Quali costi dell'automobile vengono elencati nel testo fornito?

Testo fornito

════════════════

Come si diceva, la mente tende a semplificare per presunta comodità. A volte per presunto tornaconto. Per cui i detti popolari e i «parallelismi» si sprecano in una società martoriata in cui un normale lavoratore con figli a carico, in odore di disoccupazione totale o parziale, deve fare i conti con la spesa quotidiana, con le spese per la scuola (libri, gite e uscite didattiche, trasporti e materiali vari), con l'abbigliamento che deve seguire la crescita naturale dei figli (la quale comporta adeguamenti continui, compresi – ahimè - quelli dettati dalla moda), per non parlare delle visite mediche (dentista incluso), dei farmaci tradizionali o alternativi (certamente non meno costosi di quelli ufficialmente riconosciuti da una scienza che per tanti versi stiamo riconoscendo come «sedicente»). Per non parlare dei costi dell'automobile diventata ormai un mezzo indispensabile (bollo, assicurazione, manutenzione, gomme, carburante, incidenti a parte), e delle numerose tasse che ovviamente incidono molto sulla perdita del potere di acquisto. Senza purtroppo poter escludere dalla «lunga lista» gli adeguamenti energetici che stanno trasformando gli edifici di proprietà da beni immobili a fardelli mangiasoldi. Tutto questo e ben altro (basti pensare agli imprevisti che non mancano mai, soprattutto in tempo di alluvioni e forse sarebbe il caso di indagare l'incidenza dal punto di vista meteorologico degli incessanti movimenti di aerei con relative scie chimiche, il tutto rigorosamente protetto da «segreto militare») nell'ambito di una crisi che morde con furia crescente e che sull'onda dell'Agenda 2030 rischia seriamente di condurci verso una situazione distopica senza ritorno.

════════════════

Record di dati
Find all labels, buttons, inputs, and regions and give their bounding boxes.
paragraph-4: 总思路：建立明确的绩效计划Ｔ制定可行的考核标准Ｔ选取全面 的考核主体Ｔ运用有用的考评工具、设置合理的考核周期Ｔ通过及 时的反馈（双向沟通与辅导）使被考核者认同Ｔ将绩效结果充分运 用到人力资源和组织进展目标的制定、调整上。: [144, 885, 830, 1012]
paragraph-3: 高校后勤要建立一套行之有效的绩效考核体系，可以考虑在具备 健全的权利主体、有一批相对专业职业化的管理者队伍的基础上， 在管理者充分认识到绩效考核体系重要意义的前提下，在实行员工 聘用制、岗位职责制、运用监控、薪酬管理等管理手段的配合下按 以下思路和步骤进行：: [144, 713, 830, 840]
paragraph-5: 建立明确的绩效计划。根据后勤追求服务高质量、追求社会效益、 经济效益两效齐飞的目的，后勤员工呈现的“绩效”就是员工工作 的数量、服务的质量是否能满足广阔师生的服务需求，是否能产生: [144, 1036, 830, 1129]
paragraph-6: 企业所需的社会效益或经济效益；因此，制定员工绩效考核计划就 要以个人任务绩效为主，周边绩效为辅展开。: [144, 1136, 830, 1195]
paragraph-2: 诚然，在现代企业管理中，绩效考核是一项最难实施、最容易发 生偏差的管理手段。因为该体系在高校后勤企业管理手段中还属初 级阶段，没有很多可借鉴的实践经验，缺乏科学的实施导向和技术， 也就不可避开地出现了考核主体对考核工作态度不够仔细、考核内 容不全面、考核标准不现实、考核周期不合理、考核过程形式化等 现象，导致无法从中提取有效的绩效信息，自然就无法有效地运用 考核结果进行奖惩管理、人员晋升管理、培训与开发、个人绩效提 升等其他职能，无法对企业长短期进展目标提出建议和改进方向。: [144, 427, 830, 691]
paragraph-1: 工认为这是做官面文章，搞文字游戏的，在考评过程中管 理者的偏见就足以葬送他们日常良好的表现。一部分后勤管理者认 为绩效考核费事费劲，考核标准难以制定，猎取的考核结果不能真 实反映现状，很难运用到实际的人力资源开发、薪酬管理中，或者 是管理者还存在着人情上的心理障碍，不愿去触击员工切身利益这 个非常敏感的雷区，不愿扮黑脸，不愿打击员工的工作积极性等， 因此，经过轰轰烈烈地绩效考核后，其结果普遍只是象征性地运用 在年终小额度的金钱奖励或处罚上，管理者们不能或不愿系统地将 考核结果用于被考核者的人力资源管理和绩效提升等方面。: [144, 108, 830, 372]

════════════════

Risposta
Bollo, assicurazione, manutenzione, gomme e carburante.